Direction - Copy out all the entries word for word.

- - -

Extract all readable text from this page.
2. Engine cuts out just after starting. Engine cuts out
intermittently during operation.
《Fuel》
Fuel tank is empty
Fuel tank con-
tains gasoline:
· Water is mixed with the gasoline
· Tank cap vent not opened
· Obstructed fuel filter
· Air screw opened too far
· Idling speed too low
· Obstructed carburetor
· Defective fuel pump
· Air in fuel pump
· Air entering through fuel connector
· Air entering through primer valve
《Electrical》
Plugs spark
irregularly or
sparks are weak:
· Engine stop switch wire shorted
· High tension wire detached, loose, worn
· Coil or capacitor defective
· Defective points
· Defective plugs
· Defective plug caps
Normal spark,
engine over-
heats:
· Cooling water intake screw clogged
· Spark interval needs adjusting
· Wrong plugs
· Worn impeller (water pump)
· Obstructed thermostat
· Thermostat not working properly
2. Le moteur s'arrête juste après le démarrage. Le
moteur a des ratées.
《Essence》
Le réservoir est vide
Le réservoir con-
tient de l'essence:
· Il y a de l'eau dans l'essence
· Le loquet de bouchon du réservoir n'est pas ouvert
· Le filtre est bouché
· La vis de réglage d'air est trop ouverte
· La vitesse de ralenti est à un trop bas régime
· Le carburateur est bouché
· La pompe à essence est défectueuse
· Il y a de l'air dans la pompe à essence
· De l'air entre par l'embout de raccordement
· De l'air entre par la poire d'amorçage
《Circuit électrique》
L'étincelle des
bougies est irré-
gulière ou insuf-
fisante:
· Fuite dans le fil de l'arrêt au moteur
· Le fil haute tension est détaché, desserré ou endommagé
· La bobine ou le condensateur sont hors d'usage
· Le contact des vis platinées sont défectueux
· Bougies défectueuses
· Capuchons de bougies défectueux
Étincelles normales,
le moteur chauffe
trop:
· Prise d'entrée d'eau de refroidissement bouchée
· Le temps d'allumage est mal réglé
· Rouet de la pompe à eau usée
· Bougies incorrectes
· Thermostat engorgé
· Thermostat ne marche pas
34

- - -

Solution to this task -
Extract all readable text from this page.
2. Engine cuts out just after starting. Engine cuts out
intermittently during operation.
《Fuel》
Fuel tank is empty
Fuel tank con-
tains gasoline:
· Water is mixed with the gasoline
· Tank cap vent not opened
· Obstructed fuel filter
· Air screw opened too far
· Idling speed too low
· Obstructed carburetor
· Defective fuel pump
· Air in fuel pump
· Air entering through fuel connector
· Air entering through primer valve
《Electrical》
Plugs spark
irregularly or
sparks are weak:
· Engine stop switch wire shorted
· High tension wire detached, loose, worn
· Coil or capacitor defective
· Defective points
· Defective plugs
· Defective plug caps
Normal spark,
engine over-
heats:
· Cooling water intake screw clogged
· Spark interval needs adjusting
· Wrong plugs
· Worn impeller (water pump)
· Obstructed thermostat
· Thermostat not working properly
2. Le moteur s'arrête juste après le démarrage. Le
moteur a des ratées.
《Essence》
Le réservoir est vide
Le réservoir con-
tient de l'essence:
· Il y a de l'eau dans l'essence
· Le loquet de bouchon du réservoir n'est pas ouvert
· Le filtre est bouché
· La vis de réglage d'air est trop ouverte
· La vitesse de ralenti est à un trop bas régime
· Le carburateur est bouché
· La pompe à essence est défectueuse
· Il y a de l'air dans la pompe à essence
· De l'air entre par l'embout de raccordement
· De l'air entre par la poire d'amorçage
《Circuit électrique》
L'étincelle des
bougies est irré-
gulière ou insuf-
fisante:
· Fuite dans le fil de l'arrêt au moteur
· Le fil haute tension est détaché, desserré ou endommagé
· La bobine ou le condensateur sont hors d'usage
· Le contact des vis platinées sont défectueux
· Bougies défectueuses
· Capuchons de bougies défectueux
Étincelles normales,
le moteur chauffe
trop:
· Prise d'entrée d'eau de refroidissement bouchée
· Le temps d'allumage est mal réglé
· Rouet de la pompe à eau usée
· Bougies incorrectes
· Thermostat engorgé
· Thermostat ne marche pas
34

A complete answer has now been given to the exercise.